== Materials provided ==
** begin **
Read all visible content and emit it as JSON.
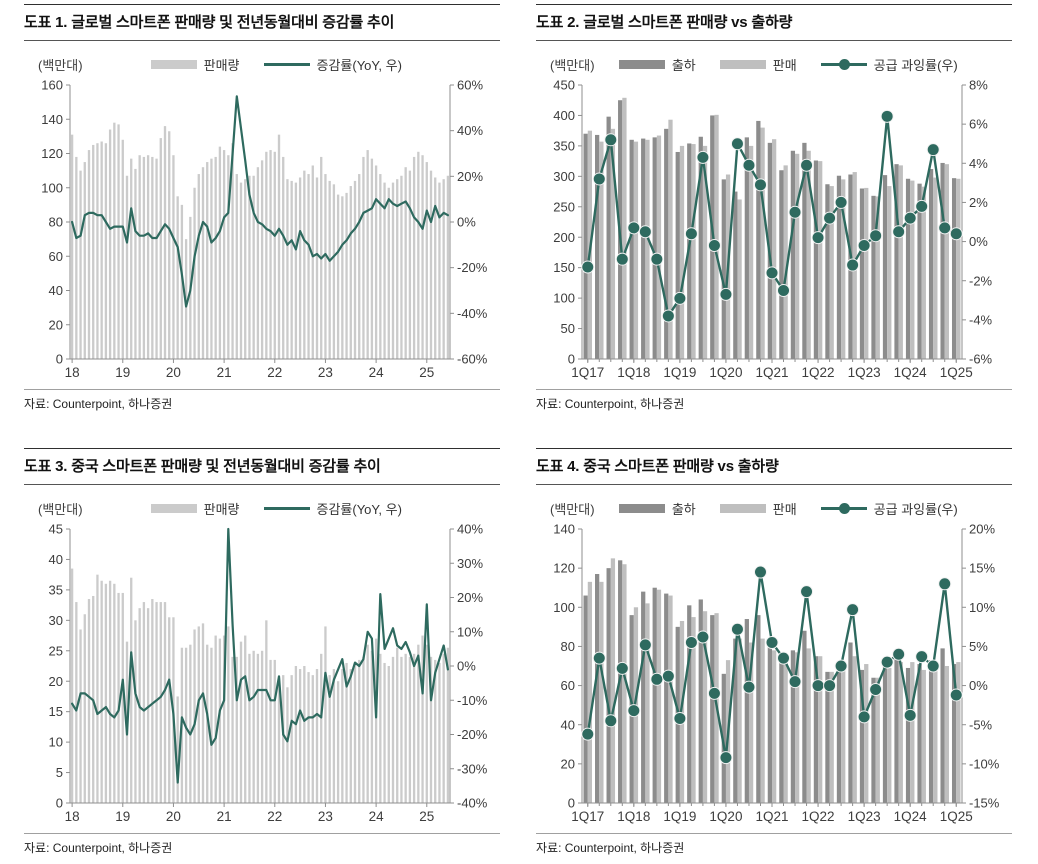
{
  "page": {
    "background": "#ffffff"
  },
  "colors": {
    "bar_light": "#cbcbcb",
    "bar_light2": "#bfbfbf",
    "bar_dark": "#8c8c8c",
    "line_teal": "#2e6a5f",
    "axis_line": "#8f8f8f",
    "axis_text": "#3d3d3d",
    "title_text": "#111111"
  },
  "chart_data": [
    {
      "id": "chart1",
      "type": "bar-line",
      "title": "도표 1. 글로벌 스마트폰 판매량 및 전년동월대비 증감률 추이",
      "unit_label": "(백만대)",
      "source": "자료: Counterpoint, 하나증권",
      "n": 90,
      "x_labels": [
        "18",
        "19",
        "20",
        "21",
        "22",
        "23",
        "24",
        "25"
      ],
      "x_label_indices": [
        0,
        12,
        24,
        36,
        48,
        60,
        72,
        84
      ],
      "minor_ticks": false,
      "left_axis": {
        "min": 0,
        "max": 160,
        "step": 20,
        "suffix": ""
      },
      "right_axis": {
        "min": -60,
        "max": 60,
        "step": 20,
        "suffix": "%"
      },
      "bar_series": [
        {
          "name": "판매량",
          "color_key": "bar_light",
          "values": [
            131,
            118,
            110,
            115,
            122,
            125,
            126,
            127,
            126,
            134,
            138,
            137,
            128,
            107,
            117,
            111,
            119,
            118,
            119,
            118,
            117,
            129,
            136,
            133,
            119,
            95,
            90,
            70,
            83,
            100,
            108,
            112,
            115,
            117,
            118,
            124,
            122,
            119,
            126,
            108,
            103,
            105,
            107,
            107,
            112,
            116,
            121,
            122,
            121,
            131,
            118,
            105,
            104,
            103,
            106,
            110,
            108,
            113,
            106,
            118,
            108,
            104,
            102,
            96,
            95,
            97,
            101,
            104,
            108,
            118,
            122,
            117,
            113,
            108,
            103,
            100,
            103,
            105,
            107,
            112,
            110,
            118,
            121,
            119,
            115,
            110,
            106,
            103,
            105,
            107
          ]
        }
      ],
      "line_series": [
        {
          "name": "증감률(YoY, 우)",
          "color_key": "line_teal",
          "axis": "right",
          "marker": false,
          "values": [
            0,
            -7,
            -6,
            3,
            4,
            4,
            3,
            3,
            0,
            -3,
            -2,
            -2,
            -2,
            -9,
            6,
            -4,
            -6,
            -6,
            -5,
            -7,
            -7,
            -4,
            -1,
            -3,
            -7,
            -11,
            -23,
            -37,
            -30,
            -15,
            -6,
            0,
            -2,
            -9,
            -7,
            -4,
            2,
            4,
            30,
            55,
            41,
            27,
            12,
            4,
            0,
            -1,
            -3,
            -4,
            -6,
            -3,
            -6,
            -10,
            -8,
            -12,
            -4,
            -8,
            -10,
            -15,
            -14,
            -16,
            -14,
            -17,
            -15,
            -13,
            -10,
            -8,
            -5,
            -3,
            0,
            4,
            5,
            6,
            10,
            8,
            6,
            10,
            8,
            7,
            8,
            9,
            6,
            2,
            0,
            -3,
            5,
            0,
            7,
            2,
            4,
            3
          ]
        }
      ],
      "legend": [
        {
          "label": "판매량",
          "swatch": "bar",
          "color_key": "bar_light"
        },
        {
          "label": "증감률(YoY, 우)",
          "swatch": "line",
          "color_key": "line_teal"
        }
      ]
    },
    {
      "id": "chart2",
      "type": "bar-line",
      "title": "도표 2. 글로벌 스마트폰 판매량 vs 출하량",
      "unit_label": "(백만대)",
      "source": "자료: Counterpoint, 하나증권",
      "n": 33,
      "x_labels": [
        "1Q17",
        "1Q18",
        "1Q19",
        "1Q20",
        "1Q21",
        "1Q22",
        "1Q23",
        "1Q24",
        "1Q25"
      ],
      "x_label_indices": [
        0,
        4,
        8,
        12,
        16,
        20,
        24,
        28,
        32
      ],
      "minor_ticks": true,
      "left_axis": {
        "min": 0,
        "max": 450,
        "step": 50,
        "suffix": ""
      },
      "right_axis": {
        "min": -6,
        "max": 8,
        "step": 2,
        "suffix": "%"
      },
      "bar_series": [
        {
          "name": "출하",
          "color_key": "bar_dark",
          "values": [
            370,
            368,
            398,
            425,
            360,
            362,
            364,
            378,
            340,
            354,
            365,
            400,
            295,
            275,
            364,
            391,
            355,
            310,
            342,
            355,
            326,
            287,
            301,
            303,
            280,
            268,
            302,
            320,
            296,
            288,
            312,
            322,
            297
          ]
        },
        {
          "name": "판매",
          "color_key": "bar_light2",
          "values": [
            375,
            357,
            378,
            429,
            357,
            360,
            367,
            393,
            350,
            353,
            350,
            401,
            303,
            262,
            350,
            380,
            361,
            318,
            337,
            342,
            325,
            284,
            295,
            307,
            281,
            267,
            284,
            318,
            293,
            283,
            298,
            320,
            296
          ]
        }
      ],
      "line_series": [
        {
          "name": "공급 과잉률(우)",
          "color_key": "line_teal",
          "axis": "right",
          "marker": true,
          "values": [
            -1.3,
            3.2,
            5.2,
            -0.9,
            0.7,
            0.5,
            -0.9,
            -3.8,
            -2.9,
            0.4,
            4.3,
            -0.2,
            -2.7,
            5.0,
            3.9,
            2.9,
            -1.6,
            -2.5,
            1.5,
            3.9,
            0.2,
            1.2,
            2.0,
            -1.2,
            -0.2,
            0.3,
            6.4,
            0.5,
            1.2,
            1.8,
            4.7,
            0.7,
            0.4
          ]
        }
      ],
      "legend": [
        {
          "label": "출하",
          "swatch": "bar",
          "color_key": "bar_dark"
        },
        {
          "label": "판매",
          "swatch": "bar",
          "color_key": "bar_light2"
        },
        {
          "label": "공급 과잉률(우)",
          "swatch": "line-dot",
          "color_key": "line_teal"
        }
      ]
    },
    {
      "id": "chart3",
      "type": "bar-line",
      "title": "도표 3. 중국 스마트폰 판매량 및 전년동월대비 증감률 추이",
      "unit_label": "(백만대)",
      "source": "자료: Counterpoint, 하나증권",
      "n": 90,
      "x_labels": [
        "18",
        "19",
        "20",
        "21",
        "22",
        "23",
        "24",
        "25"
      ],
      "x_label_indices": [
        0,
        12,
        24,
        36,
        48,
        60,
        72,
        84
      ],
      "minor_ticks": false,
      "left_axis": {
        "min": 0,
        "max": 45,
        "step": 5,
        "suffix": ""
      },
      "right_axis": {
        "min": -40,
        "max": 40,
        "step": 10,
        "suffix": "%"
      },
      "bar_series": [
        {
          "name": "판매량",
          "color_key": "bar_light",
          "values": [
            38.5,
            33,
            28.5,
            31,
            33.5,
            34,
            37.5,
            36.5,
            36,
            36.5,
            36,
            34.5,
            34.5,
            26.5,
            37,
            30,
            32,
            33,
            32,
            33.5,
            33,
            33,
            33,
            30.5,
            30.5,
            17.5,
            25.5,
            25.5,
            26,
            28.5,
            29,
            29.5,
            26,
            25.5,
            27.5,
            27,
            27.5,
            29,
            24,
            24,
            26.5,
            27.5,
            24.5,
            25,
            24.5,
            25,
            30,
            23.5,
            23.5,
            20.5,
            21,
            19,
            21,
            22.5,
            22,
            22.5,
            21.5,
            21,
            22,
            24.5,
            29,
            21,
            22,
            20,
            22,
            23,
            22,
            23,
            23.5,
            24,
            26,
            25,
            27,
            24.5,
            23,
            22.5,
            24,
            25.5,
            24,
            24.5,
            24,
            24.5,
            26,
            27.5,
            26,
            24,
            23.5,
            23,
            24.5,
            25.5
          ]
        }
      ],
      "line_series": [
        {
          "name": "증감률(YoY, 우)",
          "color_key": "line_teal",
          "axis": "right",
          "marker": false,
          "values": [
            -11,
            -13,
            -8,
            -8,
            -9,
            -10,
            -14,
            -13,
            -12,
            -14,
            -15,
            -13,
            -4,
            -20,
            4,
            -8,
            -12,
            -13,
            -12,
            -11,
            -10,
            -9,
            -7,
            -4,
            -14,
            -34,
            -15,
            -18,
            -20,
            -17,
            -10,
            -8,
            -14,
            -23,
            -21,
            -13,
            -10,
            40,
            12,
            -10,
            -4,
            -3,
            -10,
            -9,
            -7,
            -7,
            -7,
            -10,
            -10,
            -3,
            -20,
            -22,
            -16,
            -17,
            -13,
            -16,
            -15,
            -15,
            -14,
            -15,
            -2,
            -9,
            -4,
            -1,
            2,
            -6,
            -3,
            1,
            0,
            2,
            10,
            8,
            -15,
            21,
            5,
            8,
            11,
            6,
            5,
            7,
            4,
            0,
            3,
            -8,
            18,
            -10,
            -2,
            2,
            6,
            -1
          ]
        }
      ],
      "legend": [
        {
          "label": "판매량",
          "swatch": "bar",
          "color_key": "bar_light"
        },
        {
          "label": "증감률(YoY, 우)",
          "swatch": "line",
          "color_key": "line_teal"
        }
      ]
    },
    {
      "id": "chart4",
      "type": "bar-line",
      "title": "도표 4. 중국 스마트폰 판매량 vs 출하량",
      "unit_label": "(백만대)",
      "source": "자료: Counterpoint, 하나증권",
      "n": 33,
      "x_labels": [
        "1Q17",
        "1Q18",
        "1Q19",
        "1Q20",
        "1Q21",
        "1Q22",
        "1Q23",
        "1Q24",
        "1Q25"
      ],
      "x_label_indices": [
        0,
        4,
        8,
        12,
        16,
        20,
        24,
        28,
        32
      ],
      "minor_ticks": true,
      "left_axis": {
        "min": 0,
        "max": 140,
        "step": 20,
        "suffix": ""
      },
      "right_axis": {
        "min": -15,
        "max": 20,
        "step": 5,
        "suffix": "%"
      },
      "bar_series": [
        {
          "name": "출하",
          "color_key": "bar_dark",
          "values": [
            106,
            117,
            120,
            124,
            96,
            108,
            110,
            107,
            90,
            101,
            104,
            96,
            66,
            84,
            94,
            96,
            82,
            75,
            78,
            88,
            75,
            67,
            70,
            82,
            68,
            64,
            71,
            75,
            69,
            71,
            73,
            79,
            71
          ]
        },
        {
          "name": "판매",
          "color_key": "bar_light2",
          "values": [
            113,
            113,
            125,
            122,
            100,
            102,
            109,
            106,
            93,
            95,
            98,
            97,
            73,
            84,
            82,
            84,
            78,
            72,
            77,
            79,
            75,
            67,
            68,
            75,
            71,
            64,
            69,
            72,
            72,
            68,
            71,
            70,
            72
          ]
        }
      ],
      "line_series": [
        {
          "name": "공급 과잉률(우)",
          "color_key": "line_teal",
          "axis": "right",
          "marker": true,
          "values": [
            -6.2,
            3.5,
            -4.5,
            2.2,
            -3.2,
            5.2,
            0.8,
            1.2,
            -4.2,
            5.5,
            6.2,
            -1.0,
            -9.2,
            7.2,
            -0.2,
            14.5,
            5.5,
            3.5,
            0.5,
            12.0,
            0.0,
            0.0,
            2.5,
            9.7,
            -4.0,
            -0.5,
            3.0,
            4.0,
            -3.8,
            3.7,
            2.5,
            13.0,
            -1.2
          ]
        }
      ],
      "legend": [
        {
          "label": "출하",
          "swatch": "bar",
          "color_key": "bar_dark"
        },
        {
          "label": "판매",
          "swatch": "bar",
          "color_key": "bar_light2"
        },
        {
          "label": "공급 과잉률(우)",
          "swatch": "line-dot",
          "color_key": "line_teal"
        }
      ]
    }
  ]
}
** end **
Extract each line holding the string "전년동월대비".

== Answer below ==
      "title": "도표 1. 글로벌 스마트폰 판매량 및 전년동월대비 증감률 추이",
      "title": "도표 3. 중국 스마트폰 판매량 및 전년동월대비 증감률 추이",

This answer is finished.